# Records supplied
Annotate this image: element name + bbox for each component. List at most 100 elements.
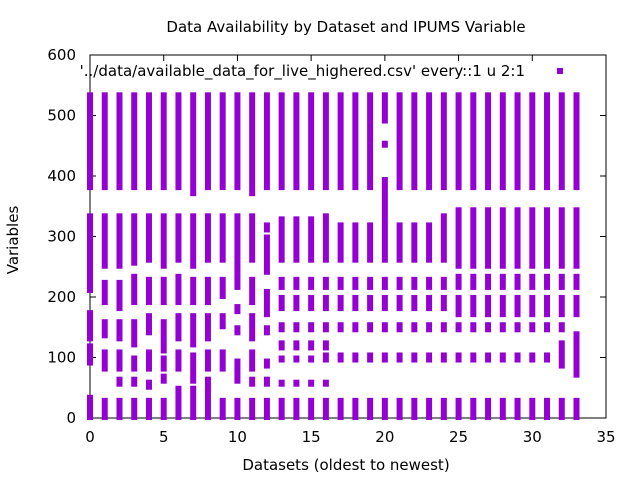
data-point-run [116,376,123,387]
data-point-run [204,349,211,372]
data-point-run [293,295,300,312]
data-point-run [116,213,123,269]
data-point-run [160,355,167,372]
data-point-run [411,92,418,191]
data-point-run [131,319,138,348]
data-point-run [485,273,492,290]
data-point-run [514,322,521,333]
data-point-run [219,397,226,420]
y-tick-label: 600 [47,46,76,64]
data-point-run [278,322,285,333]
data-point-run [352,222,359,263]
data-point-run [293,322,300,333]
data-point-run [263,288,270,318]
data-point-run [87,310,93,342]
data-point-run [455,352,462,363]
data-point-run [190,276,197,306]
data-point-run [101,92,108,191]
data-point-run [234,304,241,315]
data-point-run [249,397,256,420]
data-point-run [367,397,374,420]
data-point-run [116,397,123,420]
data-point-run [322,213,329,263]
data-point-run [529,295,536,318]
data-point-run [145,379,152,390]
data-point-run [514,273,521,290]
data-point-run [352,92,359,191]
data-point-run [322,397,329,420]
data-point-run [411,295,418,312]
data-point-run [101,213,108,269]
data-point-run [573,92,580,191]
data-point-run [337,352,344,363]
data-point-run [529,207,536,269]
data-point-run [190,92,197,197]
data-point-run [263,376,270,387]
data-point-run [131,273,138,306]
data-point-run [145,213,152,263]
data-point-run [529,322,536,333]
data-point-run [514,352,521,363]
data-point-run [352,322,359,333]
data-point-run [322,322,329,333]
data-point-run [440,276,447,290]
data-point-run [160,397,167,420]
data-point-run [455,397,462,420]
data-point-run [396,92,403,191]
ticks: 0 5 10 15 20 25 30 35 0 100 200 300 400 500 600 [47,46,615,446]
data-point-run [396,222,403,263]
data-point-run [426,352,433,363]
data-point-run [470,322,477,333]
data-point-run [204,376,211,420]
x-tick-label: 20 [375,428,394,446]
data-point-run [101,319,108,339]
data-point-run [190,352,197,384]
data-point-run [308,379,315,387]
y-tick-label: 100 [47,349,76,367]
data-point-run [367,322,374,333]
data-point-run [293,340,300,351]
data-point-run [544,322,551,333]
data-point-run [278,276,285,290]
data-point-run [485,295,492,318]
data-point-run [381,92,388,124]
data-point-run [204,213,211,263]
data-point-run [160,373,167,384]
data-point-run [175,385,182,420]
data-point-run [367,295,374,312]
data-point-run [381,295,388,312]
data-point-run [204,276,211,306]
x-tick-label: 15 [302,428,321,446]
data-point-run [219,92,226,191]
data-point-run [278,379,285,387]
data-point-run [249,92,256,197]
data-point-run [544,352,551,363]
data-point-run [308,92,315,191]
data-point-run [411,352,418,363]
data-point-run [190,213,197,269]
data-point-run [308,216,315,263]
data-point-run [455,207,462,269]
data-point-run [308,295,315,312]
data-point-run [87,394,93,420]
data-point-run [322,379,329,387]
data-point-run [190,313,197,348]
data-point-run [470,273,477,290]
data-point-run [190,385,197,420]
data-point-run [337,295,344,312]
data-point-run [249,213,256,263]
data-point-run [175,313,182,342]
data-point-run [337,322,344,333]
y-axis-title: Variables [4,206,22,275]
x-tick-label: 10 [228,428,247,446]
data-point-run [514,397,521,420]
data-point-run [337,397,344,420]
data-point-run [219,276,226,299]
data-point-run [145,92,152,191]
data-point-run [440,352,447,363]
x-tick-label: 30 [523,428,542,446]
data-point-run [485,92,492,191]
data-point-run [131,376,138,387]
data-point-run [485,397,492,420]
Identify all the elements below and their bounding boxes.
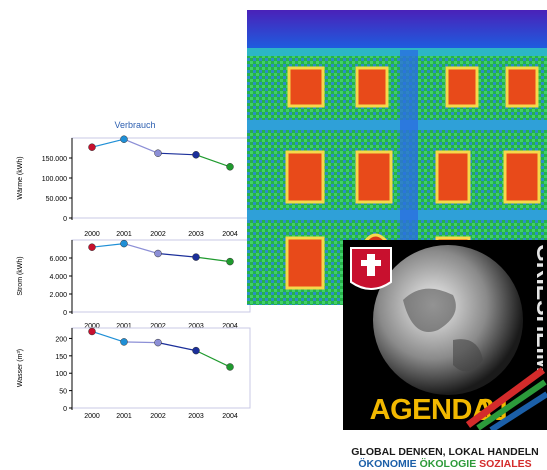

# Short problem
Write out the lines of the item above verbatim, from the line with "data-point-run [116,376,123,387]" to the line with "data-point-run [219,397,226,420]", both included.

# Exercise response
data-point-run [116,376,123,387]
data-point-run [204,349,211,372]
data-point-run [293,295,300,312]
data-point-run [116,213,123,269]
data-point-run [160,355,167,372]
data-point-run [411,92,418,191]
data-point-run [131,319,138,348]
data-point-run [485,273,492,290]
data-point-run [514,322,521,333]
data-point-run [219,397,226,420]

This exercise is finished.